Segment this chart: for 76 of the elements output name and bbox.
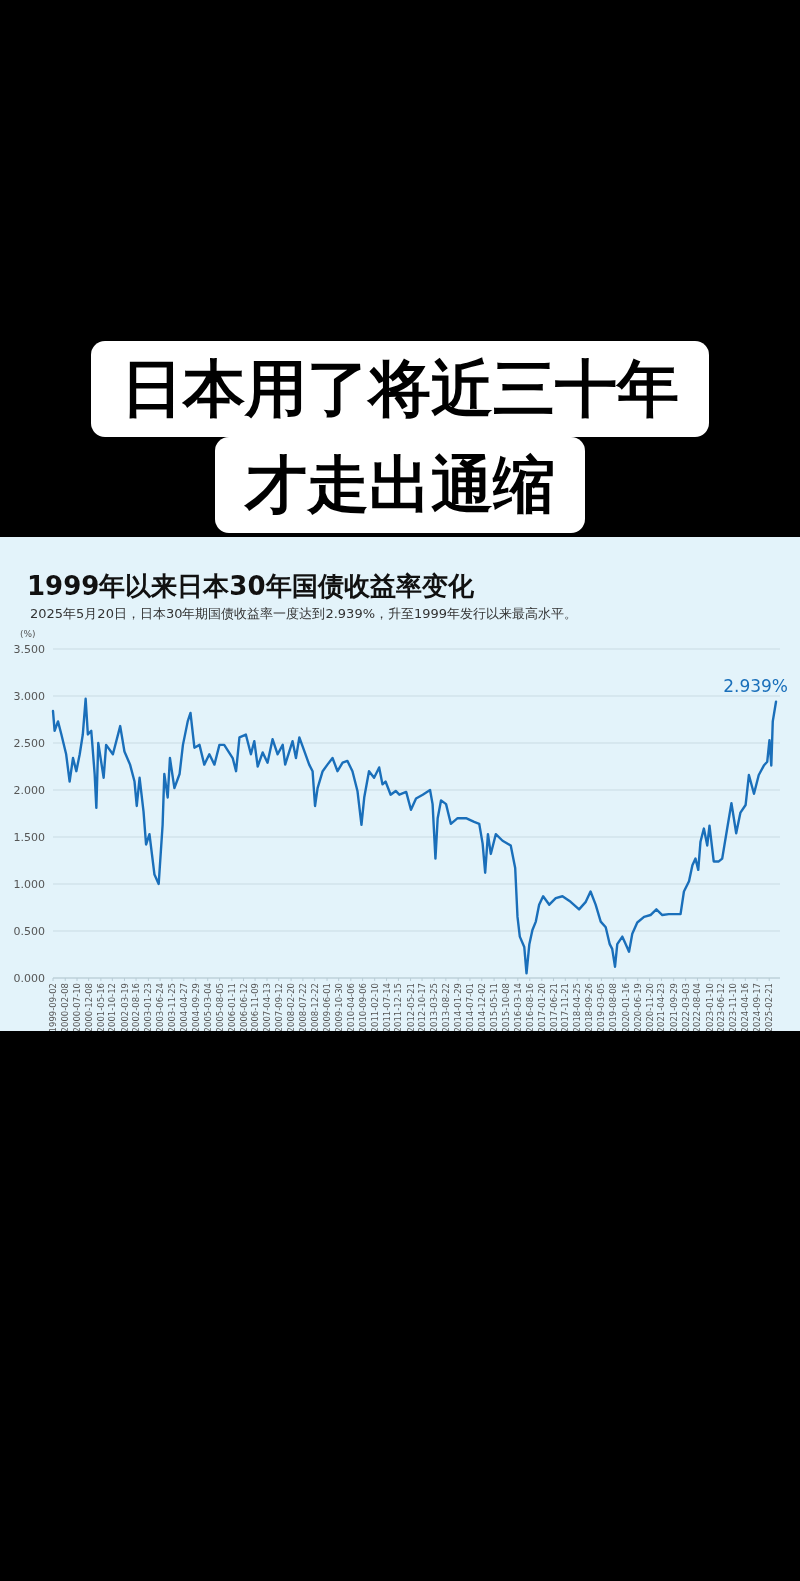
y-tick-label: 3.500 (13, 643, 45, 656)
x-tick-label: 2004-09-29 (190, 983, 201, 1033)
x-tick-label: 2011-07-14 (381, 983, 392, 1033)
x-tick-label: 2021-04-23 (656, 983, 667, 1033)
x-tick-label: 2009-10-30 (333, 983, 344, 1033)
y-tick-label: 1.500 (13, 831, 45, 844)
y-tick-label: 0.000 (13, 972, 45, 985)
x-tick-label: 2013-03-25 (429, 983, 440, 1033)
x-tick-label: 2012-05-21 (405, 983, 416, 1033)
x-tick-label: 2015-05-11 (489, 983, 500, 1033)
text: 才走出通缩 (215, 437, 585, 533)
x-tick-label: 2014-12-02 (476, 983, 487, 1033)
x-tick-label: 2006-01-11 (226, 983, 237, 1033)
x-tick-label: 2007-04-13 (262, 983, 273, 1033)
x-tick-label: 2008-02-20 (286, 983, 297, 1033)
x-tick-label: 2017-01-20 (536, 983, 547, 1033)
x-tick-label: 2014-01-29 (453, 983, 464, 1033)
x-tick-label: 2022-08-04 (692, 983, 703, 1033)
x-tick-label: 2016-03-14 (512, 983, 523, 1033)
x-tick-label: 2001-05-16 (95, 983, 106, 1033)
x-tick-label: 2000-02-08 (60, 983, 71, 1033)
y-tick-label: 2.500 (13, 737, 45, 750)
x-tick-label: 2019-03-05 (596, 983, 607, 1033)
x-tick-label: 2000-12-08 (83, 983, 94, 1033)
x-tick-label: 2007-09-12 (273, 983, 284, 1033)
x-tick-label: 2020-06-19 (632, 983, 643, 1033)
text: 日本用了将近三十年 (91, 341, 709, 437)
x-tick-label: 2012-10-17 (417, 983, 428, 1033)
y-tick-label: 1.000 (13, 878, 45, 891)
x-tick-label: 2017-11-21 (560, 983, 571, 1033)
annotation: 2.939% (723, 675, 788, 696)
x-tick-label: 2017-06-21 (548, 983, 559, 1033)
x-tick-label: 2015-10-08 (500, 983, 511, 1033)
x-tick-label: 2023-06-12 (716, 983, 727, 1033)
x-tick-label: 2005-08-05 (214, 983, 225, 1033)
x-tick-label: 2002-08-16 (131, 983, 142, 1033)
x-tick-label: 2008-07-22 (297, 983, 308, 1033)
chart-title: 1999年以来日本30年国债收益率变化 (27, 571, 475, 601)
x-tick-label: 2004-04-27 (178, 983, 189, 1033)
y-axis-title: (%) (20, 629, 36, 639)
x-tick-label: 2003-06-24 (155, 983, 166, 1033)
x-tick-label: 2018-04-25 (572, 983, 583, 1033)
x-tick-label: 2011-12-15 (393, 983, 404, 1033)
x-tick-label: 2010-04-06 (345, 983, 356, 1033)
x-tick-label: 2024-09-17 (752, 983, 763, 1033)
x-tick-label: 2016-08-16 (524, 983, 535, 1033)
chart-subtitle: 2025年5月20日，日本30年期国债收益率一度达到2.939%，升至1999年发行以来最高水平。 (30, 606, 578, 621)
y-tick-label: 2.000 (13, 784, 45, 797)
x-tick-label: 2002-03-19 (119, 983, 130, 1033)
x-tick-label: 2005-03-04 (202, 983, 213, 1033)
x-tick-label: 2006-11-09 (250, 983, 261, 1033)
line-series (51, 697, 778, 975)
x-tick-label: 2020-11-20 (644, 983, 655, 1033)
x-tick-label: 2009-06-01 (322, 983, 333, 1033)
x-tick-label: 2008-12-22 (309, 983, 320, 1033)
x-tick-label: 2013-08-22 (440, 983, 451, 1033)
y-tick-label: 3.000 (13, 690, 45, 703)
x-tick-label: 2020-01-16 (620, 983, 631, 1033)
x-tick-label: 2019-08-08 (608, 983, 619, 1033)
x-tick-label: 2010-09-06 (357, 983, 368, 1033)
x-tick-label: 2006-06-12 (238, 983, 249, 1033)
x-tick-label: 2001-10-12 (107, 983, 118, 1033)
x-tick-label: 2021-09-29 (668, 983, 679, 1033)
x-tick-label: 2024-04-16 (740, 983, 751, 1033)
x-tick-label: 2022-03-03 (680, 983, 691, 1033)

____

Written problem:
Please update the records above by replacing "x-tick-label" with "x-axis-label" everywhere it appears, keeping everything else unchanged. Leave the pictures out of your answer.

Solution:
Segment this chart: for 76 of the elements output name and bbox.
y-tick-label: 3.500 (13, 643, 45, 656)
x-axis-label: 2004-09-29 (190, 983, 201, 1033)
x-axis-label: 2011-07-14 (381, 983, 392, 1033)
x-axis-label: 2021-04-23 (656, 983, 667, 1033)
x-axis-label: 2009-10-30 (333, 983, 344, 1033)
y-tick-label: 1.500 (13, 831, 45, 844)
y-tick-label: 0.000 (13, 972, 45, 985)
x-axis-label: 2013-03-25 (429, 983, 440, 1033)
x-axis-label: 2012-05-21 (405, 983, 416, 1033)
x-axis-label: 2015-05-11 (489, 983, 500, 1033)
text: 才走出通缩 (215, 437, 585, 533)
x-axis-label: 2014-12-02 (476, 983, 487, 1033)
x-axis-label: 2006-01-11 (226, 983, 237, 1033)
x-axis-label: 2007-04-13 (262, 983, 273, 1033)
x-axis-label: 2008-02-20 (286, 983, 297, 1033)
x-axis-label: 2017-01-20 (536, 983, 547, 1033)
x-axis-label: 2014-01-29 (453, 983, 464, 1033)
x-axis-label: 2022-08-04 (692, 983, 703, 1033)
x-axis-label: 2016-03-14 (512, 983, 523, 1033)
x-axis-label: 2001-05-16 (95, 983, 106, 1033)
x-axis-label: 2000-02-08 (60, 983, 71, 1033)
y-tick-label: 2.500 (13, 737, 45, 750)
x-axis-label: 2019-03-05 (596, 983, 607, 1033)
x-axis-label: 2000-12-08 (83, 983, 94, 1033)
x-axis-label: 2007-09-12 (273, 983, 284, 1033)
x-axis-label: 2020-06-19 (632, 983, 643, 1033)
text: 日本用了将近三十年 (91, 341, 709, 437)
x-axis-label: 2012-10-17 (417, 983, 428, 1033)
y-tick-label: 1.000 (13, 878, 45, 891)
x-axis-label: 2017-11-21 (560, 983, 571, 1033)
annotation: 2.939% (723, 675, 788, 696)
x-axis-label: 2017-06-21 (548, 983, 559, 1033)
x-axis-label: 2015-10-08 (500, 983, 511, 1033)
x-axis-label: 2023-06-12 (716, 983, 727, 1033)
x-axis-label: 2005-08-05 (214, 983, 225, 1033)
x-axis-label: 2002-08-16 (131, 983, 142, 1033)
x-axis-label: 2008-07-22 (297, 983, 308, 1033)
chart-title: 1999年以来日本30年国债收益率变化 (27, 571, 475, 601)
x-axis-label: 2004-04-27 (178, 983, 189, 1033)
y-axis-title: (%) (20, 629, 36, 639)
x-axis-label: 2003-06-24 (155, 983, 166, 1033)
x-axis-label: 2018-04-25 (572, 983, 583, 1033)
x-axis-label: 2011-12-15 (393, 983, 404, 1033)
x-axis-label: 2010-04-06 (345, 983, 356, 1033)
x-axis-label: 2024-09-17 (752, 983, 763, 1033)
x-axis-label: 2016-08-16 (524, 983, 535, 1033)
chart-subtitle: 2025年5月20日，日本30年期国债收益率一度达到2.939%，升至1999年发行以来最高水平。 (30, 606, 578, 621)
y-tick-label: 2.000 (13, 784, 45, 797)
x-axis-label: 2002-03-19 (119, 983, 130, 1033)
x-axis-label: 2005-03-04 (202, 983, 213, 1033)
x-axis-label: 2006-11-09 (250, 983, 261, 1033)
line-series (51, 697, 778, 975)
x-axis-label: 2020-11-20 (644, 983, 655, 1033)
x-axis-label: 2009-06-01 (322, 983, 333, 1033)
x-axis-label: 2008-12-22 (309, 983, 320, 1033)
x-axis-label: 2013-08-22 (440, 983, 451, 1033)
y-tick-label: 3.000 (13, 690, 45, 703)
x-axis-label: 2020-01-16 (620, 983, 631, 1033)
x-axis-label: 2019-08-08 (608, 983, 619, 1033)
x-axis-label: 2010-09-06 (357, 983, 368, 1033)
x-axis-label: 2006-06-12 (238, 983, 249, 1033)
x-axis-label: 2001-10-12 (107, 983, 118, 1033)
x-axis-label: 2021-09-29 (668, 983, 679, 1033)
x-axis-label: 2024-04-16 (740, 983, 751, 1033)
x-axis-label: 2022-03-03 (680, 983, 691, 1033)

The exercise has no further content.